* _PASSAGE_:
Anatomical feature on the posterior of some primates

The buttocks (: buttock) are two rounded portions of the exterior anatomy of humans, located on the posterior of the pelvic region. The buttocks are located between the lower back and the perineum. They are composed of a layer of exterior skin and underlying subcutaneous fat superimposed on a left and right gluteus maximus and gluteus medius muscles. The two gluteus maximus muscles are the largest muscles in the human body. They are responsible for movements such as straightening the body into the upright (standing) posture when it is bent at the waist; maintaining the body in the upright posture by keeping the hip joints extended; and propelling the body forward via further leg (hip) extension when walking or running.

In many cultures, the buttocks play a role in sexual attraction. Many cultures have also used the buttocks as a primary target for corporal punishment, as the buttocks' layer of subcutaneous fat offers protection against injury while still allowing for the infliction of pain.

* _PROBLEM STATEMENT_:
Please reproduce the passage on the buttocks word for word, from "In many cultures, the" up to and including "infliction of pain.".

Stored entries
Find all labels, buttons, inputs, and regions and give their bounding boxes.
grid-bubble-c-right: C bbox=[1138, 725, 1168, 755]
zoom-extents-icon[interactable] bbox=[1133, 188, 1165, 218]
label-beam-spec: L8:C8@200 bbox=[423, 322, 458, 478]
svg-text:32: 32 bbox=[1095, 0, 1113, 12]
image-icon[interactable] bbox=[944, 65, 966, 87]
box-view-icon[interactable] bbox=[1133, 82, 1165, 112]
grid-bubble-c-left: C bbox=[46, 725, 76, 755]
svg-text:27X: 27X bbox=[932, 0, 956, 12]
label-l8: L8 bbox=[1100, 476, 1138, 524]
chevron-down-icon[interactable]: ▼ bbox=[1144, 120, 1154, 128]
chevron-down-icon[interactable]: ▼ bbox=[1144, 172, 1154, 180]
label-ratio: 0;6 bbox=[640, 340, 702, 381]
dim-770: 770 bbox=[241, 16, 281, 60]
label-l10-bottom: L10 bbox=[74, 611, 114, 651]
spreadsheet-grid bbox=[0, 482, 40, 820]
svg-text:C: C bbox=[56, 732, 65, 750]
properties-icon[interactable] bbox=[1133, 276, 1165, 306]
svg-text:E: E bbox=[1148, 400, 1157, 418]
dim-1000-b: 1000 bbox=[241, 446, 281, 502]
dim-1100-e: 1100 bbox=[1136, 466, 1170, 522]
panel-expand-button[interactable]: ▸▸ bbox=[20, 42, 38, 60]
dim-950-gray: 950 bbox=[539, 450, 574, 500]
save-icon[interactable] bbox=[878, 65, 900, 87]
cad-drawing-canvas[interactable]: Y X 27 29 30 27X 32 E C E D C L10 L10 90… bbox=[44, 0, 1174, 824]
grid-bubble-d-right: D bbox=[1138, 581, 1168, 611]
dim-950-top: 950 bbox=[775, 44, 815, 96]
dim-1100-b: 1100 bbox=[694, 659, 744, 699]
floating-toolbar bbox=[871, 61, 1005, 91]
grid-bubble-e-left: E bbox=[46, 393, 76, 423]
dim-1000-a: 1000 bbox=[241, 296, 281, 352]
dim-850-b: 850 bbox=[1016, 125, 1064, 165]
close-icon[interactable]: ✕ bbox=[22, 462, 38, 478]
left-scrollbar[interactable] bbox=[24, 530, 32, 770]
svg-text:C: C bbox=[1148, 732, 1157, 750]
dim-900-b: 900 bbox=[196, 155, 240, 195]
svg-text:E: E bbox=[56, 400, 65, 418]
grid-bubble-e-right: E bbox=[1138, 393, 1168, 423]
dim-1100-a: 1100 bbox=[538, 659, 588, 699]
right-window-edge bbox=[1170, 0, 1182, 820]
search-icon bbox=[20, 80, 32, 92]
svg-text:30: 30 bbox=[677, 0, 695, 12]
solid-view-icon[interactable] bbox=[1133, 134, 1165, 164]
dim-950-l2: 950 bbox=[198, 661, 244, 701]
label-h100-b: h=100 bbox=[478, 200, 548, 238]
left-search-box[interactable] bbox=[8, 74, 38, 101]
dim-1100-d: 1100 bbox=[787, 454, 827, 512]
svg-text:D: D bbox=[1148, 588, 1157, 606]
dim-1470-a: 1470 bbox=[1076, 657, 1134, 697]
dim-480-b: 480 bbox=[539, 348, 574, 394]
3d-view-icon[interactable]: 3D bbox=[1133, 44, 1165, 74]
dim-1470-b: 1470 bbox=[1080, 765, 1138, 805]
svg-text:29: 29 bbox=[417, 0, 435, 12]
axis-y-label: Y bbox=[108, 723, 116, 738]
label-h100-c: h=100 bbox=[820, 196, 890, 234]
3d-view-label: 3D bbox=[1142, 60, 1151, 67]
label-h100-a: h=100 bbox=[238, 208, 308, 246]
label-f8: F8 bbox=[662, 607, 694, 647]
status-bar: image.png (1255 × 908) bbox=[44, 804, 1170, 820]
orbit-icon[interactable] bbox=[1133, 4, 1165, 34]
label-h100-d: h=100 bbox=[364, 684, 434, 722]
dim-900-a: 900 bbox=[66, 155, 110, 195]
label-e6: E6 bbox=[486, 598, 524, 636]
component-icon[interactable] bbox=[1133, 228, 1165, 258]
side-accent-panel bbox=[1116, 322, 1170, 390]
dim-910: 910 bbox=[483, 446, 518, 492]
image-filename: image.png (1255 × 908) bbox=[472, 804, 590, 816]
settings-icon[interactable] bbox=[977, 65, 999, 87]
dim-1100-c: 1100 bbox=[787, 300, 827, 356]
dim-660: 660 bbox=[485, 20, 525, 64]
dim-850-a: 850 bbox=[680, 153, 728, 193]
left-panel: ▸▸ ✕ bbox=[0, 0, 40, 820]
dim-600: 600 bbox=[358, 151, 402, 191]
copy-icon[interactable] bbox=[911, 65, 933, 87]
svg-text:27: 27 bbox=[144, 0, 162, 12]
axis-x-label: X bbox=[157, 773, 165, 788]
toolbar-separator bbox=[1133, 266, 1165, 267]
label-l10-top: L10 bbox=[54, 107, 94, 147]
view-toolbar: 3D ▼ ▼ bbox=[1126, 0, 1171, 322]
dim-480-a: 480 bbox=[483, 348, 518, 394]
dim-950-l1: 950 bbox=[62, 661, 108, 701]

* _ANSWER AREA_:
In many cultures, the buttocks play a role in sexual attraction. Many cultures have also used the buttocks as a primary target for corporal punishment, as the buttocks' layer of subcutaneous fat offers protection against injury while still allowing for the infliction of pain.